2.4. Suspension of Service and Acceleration. If any amount owed by You under this or any other agreement for Our services is thirty (30) or more days overdue (or 10 or more days overdue in the case of amounts You have authorized Us to charge to Your credit card), We may, without limiting Our other rights and remedies, accelerate Your unpaid fee obligations under such agreements so that all such obligations become immediately due and payable, and suspend Our services to You until such amounts are paid in full. We will give You at least 10 days’ prior notice that Your account is overdue, in accordance with this Agreement, before suspending services to You. Any overdue payments not received thirty (30) days from this notice will be assigned to Commercial Collection Corp. (CCC). CCC will provide all further collections efforts as well as report delinquent accounts to Experian.
2.5. Payment Disputes. We will not exercise Our rights under Section 2.3 (Overdue Charges) or 2.4 (Suspension of Service and Acceleration) above if You are disputing the applicable charges reasonably and in good faith and are cooperating diligently to resolve the dispute.
2.6. Taxes. Our fees do not include any taxes, levies, duties or similar governmental assessments of any nature, including, for example, value-added, sales, use or withholding taxes, assessable by any jurisdiction whatsoever (collectively, “Taxes”). You are responsible for paying all Taxes associated with Your purchases hereunder. If We have the legal obligation to pay or collect Taxes for which You are responsible under this Section 2.6, We will invoice You and You will pay that amount unless You provide Us with a valid tax exemption certificate authorized by the appropriate taxing authority.
2.7. Future Functionality. You agree that Your purchases are not contingent on the delivery of any future functionality or features, or dependent on any oral or written public comments made by Us regarding future functionality or features.

## [Recorded data]

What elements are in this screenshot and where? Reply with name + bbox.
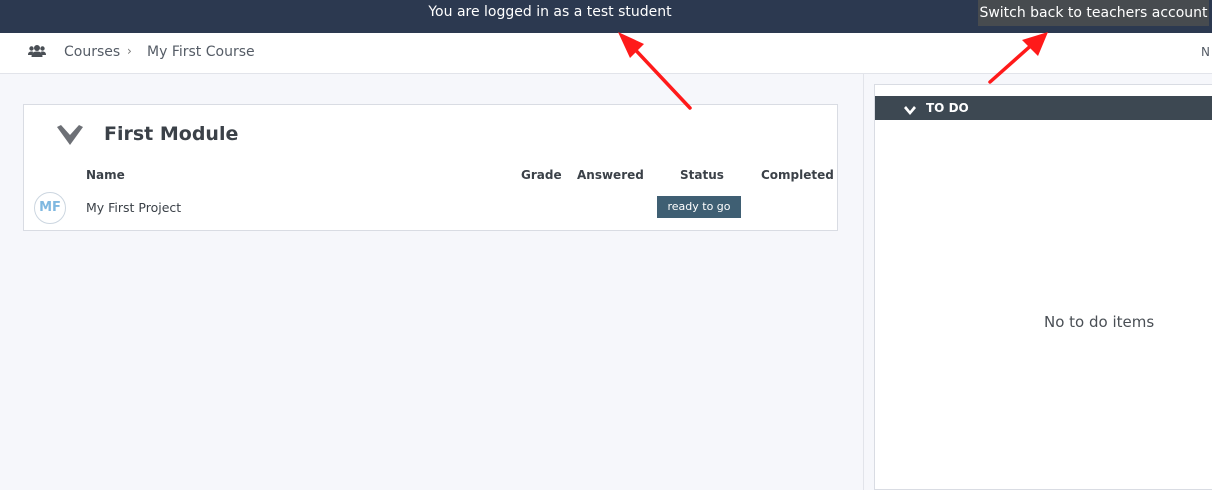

## [Task goal]
Can you transcribe the payment terms word for word, starting at "2.6. Taxes. Our" and ending after "functionality or features."? The data has no connection to the payment terms.

## [Answer to the exercise]
2.6. Taxes. Our fees do not include any taxes, levies, duties or similar governmental assessments of any nature, including, for example, value-added, sales, use or withholding taxes, assessable by any jurisdiction whatsoever (collectively, “Taxes”). You are responsible for paying all Taxes associated with Your purchases hereunder. If We have the legal obligation to pay or collect Taxes for which You are responsible under this Section 2.6, We will invoice You and You will pay that amount unless You provide Us with a valid tax exemption certificate authorized by the appropriate taxing authority.
2.7. Future Functionality. You agree that Your purchases are not contingent on the delivery of any future functionality or features, or dependent on any oral or written public comments made by Us regarding future functionality or features.